======== Extracted material ========

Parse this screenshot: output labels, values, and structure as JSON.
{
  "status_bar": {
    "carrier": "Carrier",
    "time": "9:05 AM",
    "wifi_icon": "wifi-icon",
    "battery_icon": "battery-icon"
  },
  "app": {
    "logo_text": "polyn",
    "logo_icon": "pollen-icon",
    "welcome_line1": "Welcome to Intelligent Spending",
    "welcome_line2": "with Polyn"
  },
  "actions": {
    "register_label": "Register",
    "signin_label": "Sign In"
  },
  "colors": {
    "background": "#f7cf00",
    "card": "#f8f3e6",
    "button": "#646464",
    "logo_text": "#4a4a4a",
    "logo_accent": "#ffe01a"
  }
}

========
======== Extracted material ========

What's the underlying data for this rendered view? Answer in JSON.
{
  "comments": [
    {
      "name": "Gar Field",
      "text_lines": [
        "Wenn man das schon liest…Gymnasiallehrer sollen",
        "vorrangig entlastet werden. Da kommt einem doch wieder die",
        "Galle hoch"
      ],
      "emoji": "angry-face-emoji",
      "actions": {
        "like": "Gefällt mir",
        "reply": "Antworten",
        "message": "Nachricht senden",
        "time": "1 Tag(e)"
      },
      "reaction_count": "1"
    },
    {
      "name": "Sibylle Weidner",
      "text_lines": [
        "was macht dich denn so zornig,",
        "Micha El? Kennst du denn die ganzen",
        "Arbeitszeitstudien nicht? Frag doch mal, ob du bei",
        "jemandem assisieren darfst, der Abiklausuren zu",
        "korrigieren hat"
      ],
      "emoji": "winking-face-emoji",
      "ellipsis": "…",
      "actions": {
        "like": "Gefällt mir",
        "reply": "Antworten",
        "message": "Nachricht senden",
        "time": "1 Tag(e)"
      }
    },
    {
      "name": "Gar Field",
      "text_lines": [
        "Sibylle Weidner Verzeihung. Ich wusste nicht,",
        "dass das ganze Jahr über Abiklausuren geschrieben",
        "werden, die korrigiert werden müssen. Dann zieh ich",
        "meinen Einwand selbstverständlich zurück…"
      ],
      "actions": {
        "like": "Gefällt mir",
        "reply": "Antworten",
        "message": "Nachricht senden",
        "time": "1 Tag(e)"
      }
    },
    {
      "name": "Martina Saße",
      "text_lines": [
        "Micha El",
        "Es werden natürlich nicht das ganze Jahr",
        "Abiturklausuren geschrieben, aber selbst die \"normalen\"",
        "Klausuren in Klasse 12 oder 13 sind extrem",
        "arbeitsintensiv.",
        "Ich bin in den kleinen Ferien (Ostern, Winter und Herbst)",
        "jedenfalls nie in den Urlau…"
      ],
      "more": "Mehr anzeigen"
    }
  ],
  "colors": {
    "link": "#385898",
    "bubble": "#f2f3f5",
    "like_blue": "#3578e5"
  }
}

========
======== Extracted material ========

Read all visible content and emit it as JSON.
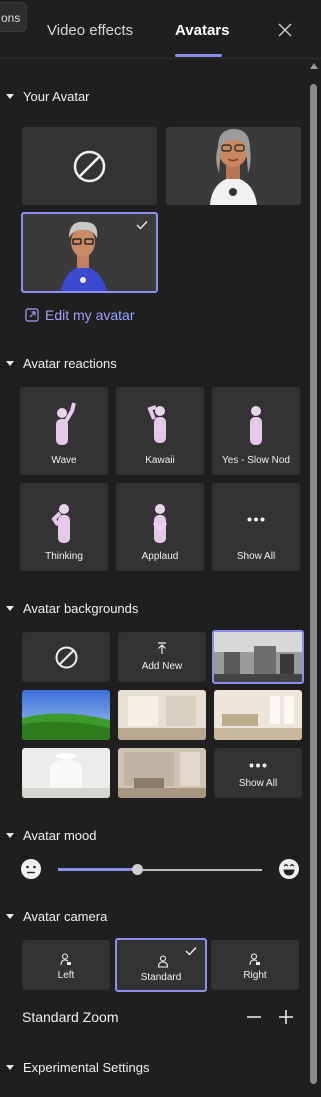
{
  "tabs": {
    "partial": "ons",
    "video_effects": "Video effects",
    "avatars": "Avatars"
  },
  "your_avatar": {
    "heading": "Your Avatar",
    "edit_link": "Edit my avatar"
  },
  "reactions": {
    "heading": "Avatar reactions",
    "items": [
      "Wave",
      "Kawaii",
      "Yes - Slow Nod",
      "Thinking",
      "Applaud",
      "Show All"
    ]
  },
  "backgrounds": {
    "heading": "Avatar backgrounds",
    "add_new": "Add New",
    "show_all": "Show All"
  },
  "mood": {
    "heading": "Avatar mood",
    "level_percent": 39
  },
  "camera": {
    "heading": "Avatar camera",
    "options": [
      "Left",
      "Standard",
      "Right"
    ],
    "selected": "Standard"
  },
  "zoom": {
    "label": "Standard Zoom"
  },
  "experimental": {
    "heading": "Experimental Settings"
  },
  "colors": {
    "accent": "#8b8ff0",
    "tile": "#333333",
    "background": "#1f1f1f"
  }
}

========

## [The exercise]
Gather all lines from the records above in which "heading" appears.

## [Task output]
    "heading": "Your Avatar",
    "heading": "Avatar reactions",
    "heading": "Avatar backgrounds",
    "heading": "Avatar mood",
    "heading": "Avatar camera",
    "heading": "Experimental Settings"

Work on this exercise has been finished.